Goal. Note each line of the listing that contains the string "mensal", and copy it.

The input.

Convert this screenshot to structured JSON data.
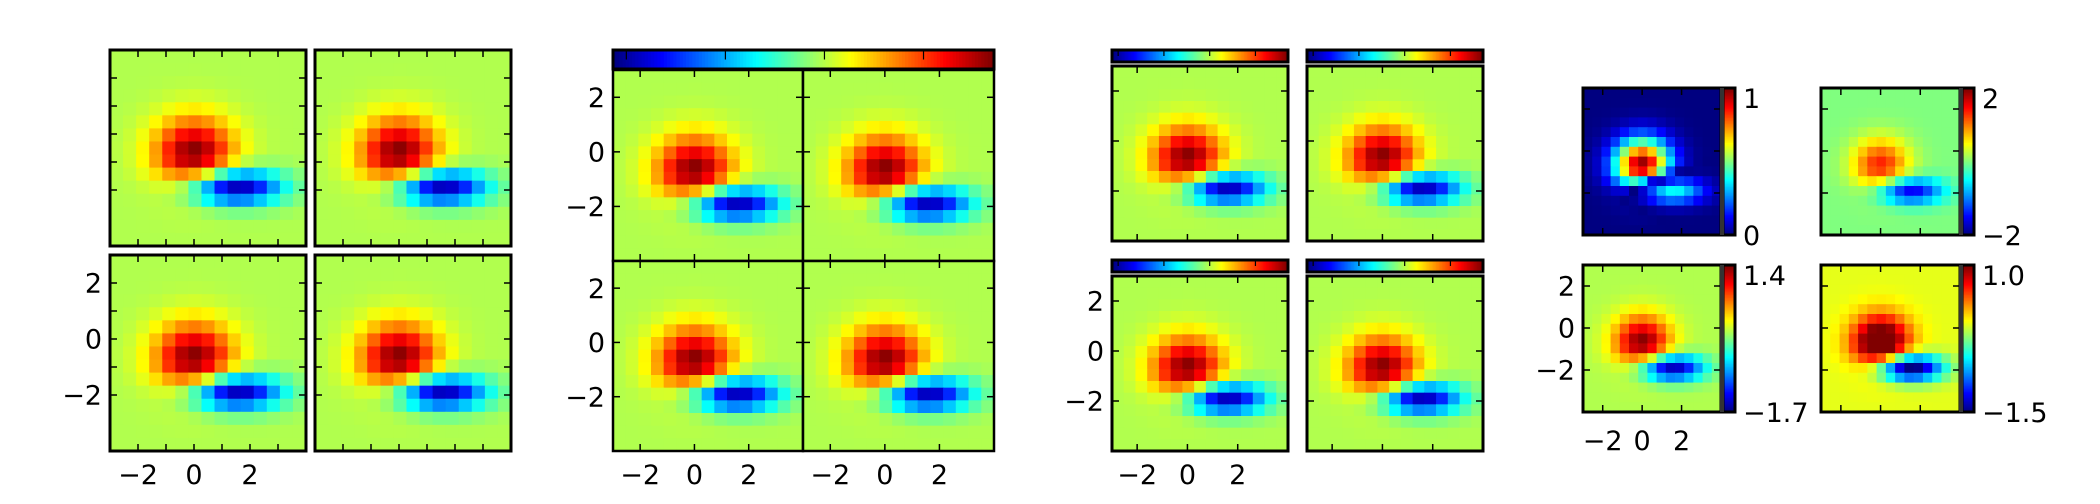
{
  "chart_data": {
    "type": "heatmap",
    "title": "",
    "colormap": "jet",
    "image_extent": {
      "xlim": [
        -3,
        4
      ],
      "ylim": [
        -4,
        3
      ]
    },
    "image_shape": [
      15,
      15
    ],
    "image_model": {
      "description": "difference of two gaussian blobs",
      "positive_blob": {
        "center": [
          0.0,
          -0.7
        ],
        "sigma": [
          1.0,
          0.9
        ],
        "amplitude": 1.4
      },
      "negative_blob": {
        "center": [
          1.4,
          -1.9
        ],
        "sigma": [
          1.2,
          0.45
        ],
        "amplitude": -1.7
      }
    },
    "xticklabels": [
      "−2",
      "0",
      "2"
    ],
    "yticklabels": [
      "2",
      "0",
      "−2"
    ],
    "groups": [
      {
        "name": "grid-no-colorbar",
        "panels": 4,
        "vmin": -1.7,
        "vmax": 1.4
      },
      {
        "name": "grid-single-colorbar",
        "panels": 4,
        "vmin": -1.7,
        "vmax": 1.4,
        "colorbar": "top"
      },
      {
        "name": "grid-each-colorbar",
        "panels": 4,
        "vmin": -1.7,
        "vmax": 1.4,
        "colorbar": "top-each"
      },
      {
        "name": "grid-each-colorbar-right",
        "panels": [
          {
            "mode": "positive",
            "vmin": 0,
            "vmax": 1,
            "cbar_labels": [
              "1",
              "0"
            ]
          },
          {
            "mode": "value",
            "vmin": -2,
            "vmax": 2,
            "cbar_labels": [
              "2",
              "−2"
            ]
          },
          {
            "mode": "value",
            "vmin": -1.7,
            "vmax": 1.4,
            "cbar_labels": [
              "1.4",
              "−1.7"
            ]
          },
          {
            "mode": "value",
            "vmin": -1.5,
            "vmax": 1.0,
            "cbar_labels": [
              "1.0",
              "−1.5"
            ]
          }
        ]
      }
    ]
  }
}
...
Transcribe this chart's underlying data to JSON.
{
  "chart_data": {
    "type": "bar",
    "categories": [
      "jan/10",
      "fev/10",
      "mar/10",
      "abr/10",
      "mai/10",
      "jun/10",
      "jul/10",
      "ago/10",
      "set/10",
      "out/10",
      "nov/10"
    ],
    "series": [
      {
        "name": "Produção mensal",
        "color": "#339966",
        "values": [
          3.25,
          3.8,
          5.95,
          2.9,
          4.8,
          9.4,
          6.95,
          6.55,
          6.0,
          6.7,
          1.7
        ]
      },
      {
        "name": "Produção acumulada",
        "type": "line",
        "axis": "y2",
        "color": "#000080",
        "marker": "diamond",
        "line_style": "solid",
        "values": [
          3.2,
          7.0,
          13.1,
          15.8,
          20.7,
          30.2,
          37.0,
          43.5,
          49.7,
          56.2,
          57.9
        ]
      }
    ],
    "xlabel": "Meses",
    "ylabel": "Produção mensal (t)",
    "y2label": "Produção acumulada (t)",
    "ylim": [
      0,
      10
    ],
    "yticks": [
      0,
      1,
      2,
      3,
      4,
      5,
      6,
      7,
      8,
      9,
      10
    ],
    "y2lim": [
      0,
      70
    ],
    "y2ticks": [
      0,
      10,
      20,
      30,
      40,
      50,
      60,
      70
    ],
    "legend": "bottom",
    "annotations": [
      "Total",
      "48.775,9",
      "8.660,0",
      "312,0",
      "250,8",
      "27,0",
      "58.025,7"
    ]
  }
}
==
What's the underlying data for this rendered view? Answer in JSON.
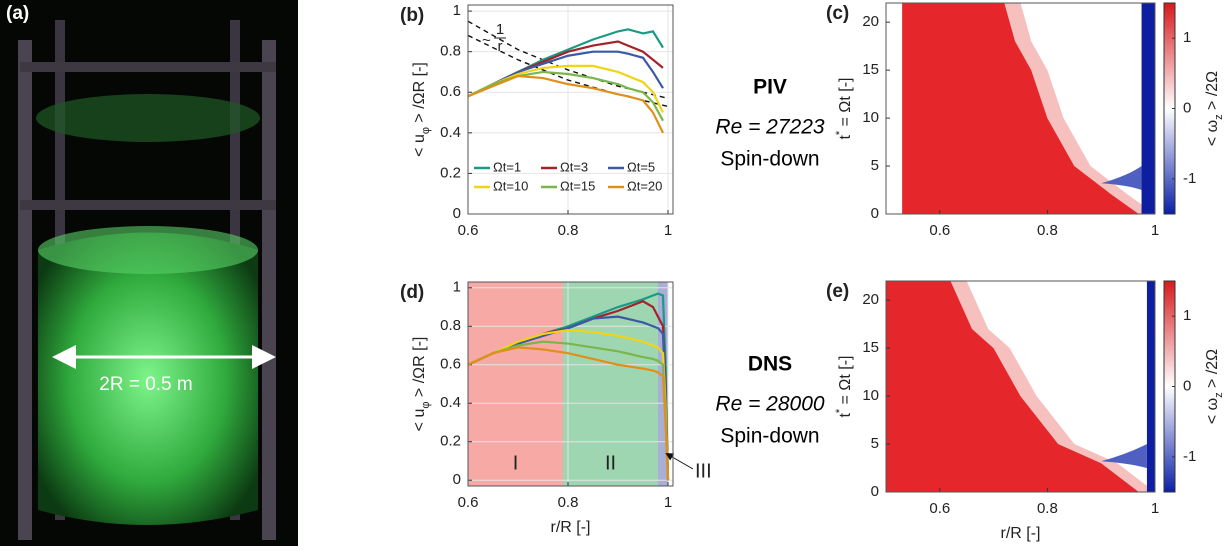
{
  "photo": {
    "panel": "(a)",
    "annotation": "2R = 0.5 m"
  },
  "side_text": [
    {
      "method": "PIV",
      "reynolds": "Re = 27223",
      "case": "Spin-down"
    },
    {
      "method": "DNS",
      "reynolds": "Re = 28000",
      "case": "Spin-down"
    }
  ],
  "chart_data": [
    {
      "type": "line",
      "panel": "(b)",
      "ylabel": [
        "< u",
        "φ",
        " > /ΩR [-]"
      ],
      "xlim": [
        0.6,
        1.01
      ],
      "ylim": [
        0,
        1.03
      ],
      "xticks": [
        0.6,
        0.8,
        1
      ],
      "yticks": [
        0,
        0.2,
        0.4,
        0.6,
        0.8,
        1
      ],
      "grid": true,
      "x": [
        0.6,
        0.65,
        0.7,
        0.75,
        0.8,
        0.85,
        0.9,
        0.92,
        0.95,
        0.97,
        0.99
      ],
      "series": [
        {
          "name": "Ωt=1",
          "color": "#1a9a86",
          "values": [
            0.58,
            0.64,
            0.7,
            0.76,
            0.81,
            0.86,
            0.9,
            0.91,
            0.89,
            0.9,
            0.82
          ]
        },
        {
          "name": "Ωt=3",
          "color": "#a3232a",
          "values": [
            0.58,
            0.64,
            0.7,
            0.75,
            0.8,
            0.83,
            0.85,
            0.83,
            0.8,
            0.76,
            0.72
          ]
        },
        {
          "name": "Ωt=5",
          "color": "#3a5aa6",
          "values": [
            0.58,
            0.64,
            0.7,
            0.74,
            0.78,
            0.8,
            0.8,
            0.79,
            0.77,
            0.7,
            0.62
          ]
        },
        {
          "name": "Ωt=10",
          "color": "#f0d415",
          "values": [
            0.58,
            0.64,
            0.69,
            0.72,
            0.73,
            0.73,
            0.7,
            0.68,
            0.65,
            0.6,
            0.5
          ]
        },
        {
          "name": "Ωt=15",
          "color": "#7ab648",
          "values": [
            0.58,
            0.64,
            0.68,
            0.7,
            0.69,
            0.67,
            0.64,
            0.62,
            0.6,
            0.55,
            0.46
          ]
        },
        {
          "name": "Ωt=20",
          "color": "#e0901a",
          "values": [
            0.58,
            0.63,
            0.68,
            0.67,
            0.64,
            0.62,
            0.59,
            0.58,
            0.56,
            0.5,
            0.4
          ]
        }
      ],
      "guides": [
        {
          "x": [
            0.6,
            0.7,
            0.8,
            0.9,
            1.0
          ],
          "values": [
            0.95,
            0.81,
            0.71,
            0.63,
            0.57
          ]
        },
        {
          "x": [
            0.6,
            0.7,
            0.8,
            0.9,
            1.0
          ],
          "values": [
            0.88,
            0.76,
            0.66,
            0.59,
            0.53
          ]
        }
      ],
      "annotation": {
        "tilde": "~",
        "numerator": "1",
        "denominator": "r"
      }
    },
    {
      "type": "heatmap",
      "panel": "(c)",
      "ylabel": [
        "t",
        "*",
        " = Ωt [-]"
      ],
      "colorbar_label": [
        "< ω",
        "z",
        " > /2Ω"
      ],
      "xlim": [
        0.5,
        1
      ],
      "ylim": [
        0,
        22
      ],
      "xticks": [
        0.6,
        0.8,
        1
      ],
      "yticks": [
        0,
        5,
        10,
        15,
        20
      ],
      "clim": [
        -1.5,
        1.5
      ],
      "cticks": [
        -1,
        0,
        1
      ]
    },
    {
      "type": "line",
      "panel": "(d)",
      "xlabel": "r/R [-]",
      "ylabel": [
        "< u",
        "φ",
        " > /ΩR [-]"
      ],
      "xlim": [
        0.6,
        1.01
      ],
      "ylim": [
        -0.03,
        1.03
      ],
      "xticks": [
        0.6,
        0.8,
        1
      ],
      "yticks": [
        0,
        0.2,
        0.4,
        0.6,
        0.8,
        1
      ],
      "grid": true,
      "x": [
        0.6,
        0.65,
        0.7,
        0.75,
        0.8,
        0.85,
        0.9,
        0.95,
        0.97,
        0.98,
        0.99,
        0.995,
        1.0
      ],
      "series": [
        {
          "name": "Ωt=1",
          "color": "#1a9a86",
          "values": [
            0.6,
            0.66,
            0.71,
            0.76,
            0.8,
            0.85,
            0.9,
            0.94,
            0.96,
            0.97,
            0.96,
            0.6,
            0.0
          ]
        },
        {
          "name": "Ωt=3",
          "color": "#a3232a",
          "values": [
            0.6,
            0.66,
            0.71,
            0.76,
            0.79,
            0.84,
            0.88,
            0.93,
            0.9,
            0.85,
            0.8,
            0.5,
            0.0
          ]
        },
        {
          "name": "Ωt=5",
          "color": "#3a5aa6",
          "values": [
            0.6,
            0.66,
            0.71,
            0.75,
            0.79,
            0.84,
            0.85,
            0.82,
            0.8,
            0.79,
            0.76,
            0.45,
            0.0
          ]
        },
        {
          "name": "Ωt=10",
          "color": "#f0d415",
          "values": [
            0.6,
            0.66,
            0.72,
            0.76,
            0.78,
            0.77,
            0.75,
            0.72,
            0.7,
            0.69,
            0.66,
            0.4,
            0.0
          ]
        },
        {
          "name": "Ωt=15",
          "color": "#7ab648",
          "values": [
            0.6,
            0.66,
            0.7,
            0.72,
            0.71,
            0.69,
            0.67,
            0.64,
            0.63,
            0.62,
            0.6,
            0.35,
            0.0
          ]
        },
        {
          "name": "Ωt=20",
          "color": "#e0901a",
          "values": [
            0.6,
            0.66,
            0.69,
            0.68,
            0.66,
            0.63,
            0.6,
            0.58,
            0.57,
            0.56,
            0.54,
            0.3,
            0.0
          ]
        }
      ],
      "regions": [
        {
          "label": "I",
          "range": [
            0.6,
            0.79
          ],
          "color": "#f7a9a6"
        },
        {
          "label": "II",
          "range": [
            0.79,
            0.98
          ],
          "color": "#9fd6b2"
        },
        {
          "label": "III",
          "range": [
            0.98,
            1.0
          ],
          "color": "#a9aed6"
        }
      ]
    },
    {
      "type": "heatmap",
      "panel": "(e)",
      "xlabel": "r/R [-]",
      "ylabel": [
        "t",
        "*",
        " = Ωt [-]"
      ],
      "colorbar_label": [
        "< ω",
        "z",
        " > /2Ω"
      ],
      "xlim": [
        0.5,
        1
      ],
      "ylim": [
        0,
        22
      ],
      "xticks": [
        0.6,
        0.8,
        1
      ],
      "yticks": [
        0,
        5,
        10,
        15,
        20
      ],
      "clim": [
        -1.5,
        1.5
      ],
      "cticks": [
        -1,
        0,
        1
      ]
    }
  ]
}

Response to the exercise.
        "name": "Produção mensal",
    "ylabel": "Produção mensal (t)",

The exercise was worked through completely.